— start of DATA TO PROCESS —

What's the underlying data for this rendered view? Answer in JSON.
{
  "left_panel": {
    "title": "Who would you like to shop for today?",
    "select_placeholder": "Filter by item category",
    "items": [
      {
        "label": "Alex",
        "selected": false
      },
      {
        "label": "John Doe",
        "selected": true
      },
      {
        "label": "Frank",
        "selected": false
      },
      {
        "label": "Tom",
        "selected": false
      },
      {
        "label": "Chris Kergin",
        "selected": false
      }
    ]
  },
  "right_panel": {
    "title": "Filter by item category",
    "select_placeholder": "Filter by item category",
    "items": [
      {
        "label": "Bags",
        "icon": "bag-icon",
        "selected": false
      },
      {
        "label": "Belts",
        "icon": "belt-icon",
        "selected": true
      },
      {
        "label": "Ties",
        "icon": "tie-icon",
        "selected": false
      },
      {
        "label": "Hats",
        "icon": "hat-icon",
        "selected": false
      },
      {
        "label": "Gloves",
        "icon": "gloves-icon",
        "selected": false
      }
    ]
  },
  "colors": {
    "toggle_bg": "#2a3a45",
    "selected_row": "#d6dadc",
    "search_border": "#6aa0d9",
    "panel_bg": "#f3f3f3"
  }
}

— end of DATA TO PROCESS —

THE PROBLEM => Show the data once more, exactly as it was written.

SOLUTION TO THIS EXERCISE =>
What's the underlying data for this rendered view? Answer in JSON.
{
  "left_panel": {
    "title": "Who would you like to shop for today?",
    "select_placeholder": "Filter by item category",
    "items": [
      {
        "label": "Alex",
        "selected": false
      },
      {
        "label": "John Doe",
        "selected": true
      },
      {
        "label": "Frank",
        "selected": false
      },
      {
        "label": "Tom",
        "selected": false
      },
      {
        "label": "Chris Kergin",
        "selected": false
      }
    ]
  },
  "right_panel": {
    "title": "Filter by item category",
    "select_placeholder": "Filter by item category",
    "items": [
      {
        "label": "Bags",
        "icon": "bag-icon",
        "selected": false
      },
      {
        "label": "Belts",
        "icon": "belt-icon",
        "selected": true
      },
      {
        "label": "Ties",
        "icon": "tie-icon",
        "selected": false
      },
      {
        "label": "Hats",
        "icon": "hat-icon",
        "selected": false
      },
      {
        "label": "Gloves",
        "icon": "gloves-icon",
        "selected": false
      }
    ]
  },
  "colors": {
    "toggle_bg": "#2a3a45",
    "selected_row": "#d6dadc",
    "search_border": "#6aa0d9",
    "panel_bg": "#f3f3f3"
  }
}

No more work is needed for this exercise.